▸ WRITTEN REQUEST
Each line that contains the word "download" counts once; give the total for the records below and nothing else.

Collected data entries
++++

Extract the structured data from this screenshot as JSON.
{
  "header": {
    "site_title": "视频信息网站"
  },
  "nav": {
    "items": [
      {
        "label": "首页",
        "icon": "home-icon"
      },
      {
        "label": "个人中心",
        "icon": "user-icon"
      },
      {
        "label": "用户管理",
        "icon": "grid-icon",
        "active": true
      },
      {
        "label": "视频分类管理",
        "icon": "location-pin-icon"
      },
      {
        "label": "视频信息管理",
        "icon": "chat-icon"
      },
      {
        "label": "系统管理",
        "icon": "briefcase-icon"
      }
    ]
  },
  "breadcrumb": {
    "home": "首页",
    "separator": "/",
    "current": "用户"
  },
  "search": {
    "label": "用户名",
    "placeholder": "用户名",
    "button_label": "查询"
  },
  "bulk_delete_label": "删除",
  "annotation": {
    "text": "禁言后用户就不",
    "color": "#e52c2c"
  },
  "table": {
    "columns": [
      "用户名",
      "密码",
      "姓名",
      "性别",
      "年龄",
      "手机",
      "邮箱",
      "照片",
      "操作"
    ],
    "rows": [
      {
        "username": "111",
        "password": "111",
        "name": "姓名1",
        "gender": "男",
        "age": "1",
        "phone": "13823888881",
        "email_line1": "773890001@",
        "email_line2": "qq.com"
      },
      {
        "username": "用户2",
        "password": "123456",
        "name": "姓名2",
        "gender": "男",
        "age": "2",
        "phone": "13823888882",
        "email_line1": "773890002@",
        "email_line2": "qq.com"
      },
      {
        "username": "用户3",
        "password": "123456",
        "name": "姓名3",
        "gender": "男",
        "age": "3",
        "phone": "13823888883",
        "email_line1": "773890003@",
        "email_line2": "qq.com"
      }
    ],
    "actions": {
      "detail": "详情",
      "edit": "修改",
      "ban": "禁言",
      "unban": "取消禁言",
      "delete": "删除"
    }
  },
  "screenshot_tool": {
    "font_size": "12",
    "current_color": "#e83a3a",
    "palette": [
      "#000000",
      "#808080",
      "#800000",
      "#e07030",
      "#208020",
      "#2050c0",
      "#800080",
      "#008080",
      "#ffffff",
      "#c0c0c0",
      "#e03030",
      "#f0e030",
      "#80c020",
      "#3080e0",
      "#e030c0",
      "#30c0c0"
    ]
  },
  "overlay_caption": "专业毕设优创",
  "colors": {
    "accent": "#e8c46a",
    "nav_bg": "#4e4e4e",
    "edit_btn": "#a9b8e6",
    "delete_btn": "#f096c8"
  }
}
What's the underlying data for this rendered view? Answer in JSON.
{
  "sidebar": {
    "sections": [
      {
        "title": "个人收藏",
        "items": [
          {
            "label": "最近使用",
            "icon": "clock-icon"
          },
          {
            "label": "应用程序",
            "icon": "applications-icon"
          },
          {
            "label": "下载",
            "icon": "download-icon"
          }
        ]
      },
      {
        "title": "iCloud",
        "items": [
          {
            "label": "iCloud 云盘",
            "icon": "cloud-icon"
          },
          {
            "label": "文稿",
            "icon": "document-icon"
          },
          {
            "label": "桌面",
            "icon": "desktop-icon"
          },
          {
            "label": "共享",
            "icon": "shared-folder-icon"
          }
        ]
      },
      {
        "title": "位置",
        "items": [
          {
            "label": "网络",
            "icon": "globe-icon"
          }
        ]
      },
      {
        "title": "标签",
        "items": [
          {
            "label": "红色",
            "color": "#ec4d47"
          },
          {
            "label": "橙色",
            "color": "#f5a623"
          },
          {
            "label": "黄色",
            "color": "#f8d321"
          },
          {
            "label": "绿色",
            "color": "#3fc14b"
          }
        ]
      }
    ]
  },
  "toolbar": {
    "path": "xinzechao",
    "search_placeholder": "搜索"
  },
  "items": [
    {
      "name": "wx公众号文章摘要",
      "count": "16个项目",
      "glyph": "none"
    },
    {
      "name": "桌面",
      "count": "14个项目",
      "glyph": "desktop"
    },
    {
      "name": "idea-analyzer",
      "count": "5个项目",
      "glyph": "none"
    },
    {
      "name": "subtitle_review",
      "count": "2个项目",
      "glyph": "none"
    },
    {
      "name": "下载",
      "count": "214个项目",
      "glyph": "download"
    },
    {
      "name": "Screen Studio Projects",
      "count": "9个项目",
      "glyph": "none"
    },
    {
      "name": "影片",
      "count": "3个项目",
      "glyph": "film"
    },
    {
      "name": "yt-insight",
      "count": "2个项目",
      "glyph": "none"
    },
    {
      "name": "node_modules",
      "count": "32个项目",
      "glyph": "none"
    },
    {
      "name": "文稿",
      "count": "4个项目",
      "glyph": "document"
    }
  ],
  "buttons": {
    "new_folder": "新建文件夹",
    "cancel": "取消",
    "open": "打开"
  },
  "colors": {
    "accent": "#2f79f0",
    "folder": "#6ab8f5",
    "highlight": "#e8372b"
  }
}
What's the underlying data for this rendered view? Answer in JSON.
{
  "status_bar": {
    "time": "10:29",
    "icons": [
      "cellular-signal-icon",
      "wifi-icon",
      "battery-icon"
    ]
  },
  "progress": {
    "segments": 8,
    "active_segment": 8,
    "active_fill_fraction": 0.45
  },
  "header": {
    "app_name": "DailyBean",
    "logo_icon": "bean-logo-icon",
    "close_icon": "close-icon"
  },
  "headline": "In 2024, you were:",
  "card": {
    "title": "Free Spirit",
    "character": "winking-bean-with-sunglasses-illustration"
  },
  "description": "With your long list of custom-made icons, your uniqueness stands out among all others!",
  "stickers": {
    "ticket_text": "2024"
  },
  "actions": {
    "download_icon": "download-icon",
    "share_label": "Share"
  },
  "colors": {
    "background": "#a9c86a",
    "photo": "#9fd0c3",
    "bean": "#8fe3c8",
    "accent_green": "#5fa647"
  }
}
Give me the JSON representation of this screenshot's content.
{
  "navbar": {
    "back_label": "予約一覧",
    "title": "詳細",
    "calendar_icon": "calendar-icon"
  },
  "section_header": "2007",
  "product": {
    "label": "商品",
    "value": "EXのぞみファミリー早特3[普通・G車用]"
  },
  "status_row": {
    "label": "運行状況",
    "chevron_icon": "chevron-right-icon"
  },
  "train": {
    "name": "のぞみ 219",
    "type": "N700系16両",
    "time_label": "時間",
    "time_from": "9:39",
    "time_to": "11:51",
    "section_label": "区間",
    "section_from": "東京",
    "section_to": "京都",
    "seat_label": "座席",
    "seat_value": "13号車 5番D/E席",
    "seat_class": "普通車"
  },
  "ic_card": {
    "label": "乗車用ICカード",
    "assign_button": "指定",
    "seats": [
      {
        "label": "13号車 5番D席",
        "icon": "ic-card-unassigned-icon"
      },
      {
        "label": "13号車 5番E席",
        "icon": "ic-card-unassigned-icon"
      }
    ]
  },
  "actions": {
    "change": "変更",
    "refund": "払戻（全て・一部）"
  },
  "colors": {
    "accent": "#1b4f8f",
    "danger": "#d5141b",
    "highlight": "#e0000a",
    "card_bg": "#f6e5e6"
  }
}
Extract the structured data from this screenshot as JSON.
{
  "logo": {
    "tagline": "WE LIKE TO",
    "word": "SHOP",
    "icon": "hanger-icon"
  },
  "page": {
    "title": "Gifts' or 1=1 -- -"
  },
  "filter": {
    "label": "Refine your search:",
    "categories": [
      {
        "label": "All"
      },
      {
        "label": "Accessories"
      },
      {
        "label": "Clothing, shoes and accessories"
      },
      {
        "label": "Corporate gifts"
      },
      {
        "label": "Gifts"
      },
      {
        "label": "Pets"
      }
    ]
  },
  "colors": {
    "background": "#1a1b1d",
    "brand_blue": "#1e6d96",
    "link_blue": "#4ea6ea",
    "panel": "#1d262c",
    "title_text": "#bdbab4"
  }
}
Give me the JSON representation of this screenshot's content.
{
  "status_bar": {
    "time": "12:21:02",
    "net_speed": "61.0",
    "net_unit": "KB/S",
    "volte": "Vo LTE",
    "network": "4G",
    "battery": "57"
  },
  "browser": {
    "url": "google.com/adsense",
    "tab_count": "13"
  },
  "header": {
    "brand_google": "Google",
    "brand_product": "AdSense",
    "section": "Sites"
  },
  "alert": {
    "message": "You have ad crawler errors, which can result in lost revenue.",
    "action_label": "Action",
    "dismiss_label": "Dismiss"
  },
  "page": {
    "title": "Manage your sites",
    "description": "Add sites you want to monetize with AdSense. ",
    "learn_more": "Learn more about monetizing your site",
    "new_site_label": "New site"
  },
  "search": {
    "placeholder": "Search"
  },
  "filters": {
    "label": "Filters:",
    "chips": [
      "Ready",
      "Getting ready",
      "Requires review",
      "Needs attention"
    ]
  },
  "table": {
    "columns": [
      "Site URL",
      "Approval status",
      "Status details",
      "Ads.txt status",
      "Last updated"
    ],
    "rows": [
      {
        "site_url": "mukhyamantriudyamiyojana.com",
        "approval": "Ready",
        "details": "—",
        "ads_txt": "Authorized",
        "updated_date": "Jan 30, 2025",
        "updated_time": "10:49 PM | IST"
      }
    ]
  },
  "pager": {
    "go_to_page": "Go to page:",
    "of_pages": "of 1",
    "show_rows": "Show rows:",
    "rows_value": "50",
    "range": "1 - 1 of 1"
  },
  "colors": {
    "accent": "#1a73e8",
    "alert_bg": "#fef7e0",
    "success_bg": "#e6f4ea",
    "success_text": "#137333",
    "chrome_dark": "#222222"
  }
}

++++

▸ ANSWER TO THIS PROBLEM
3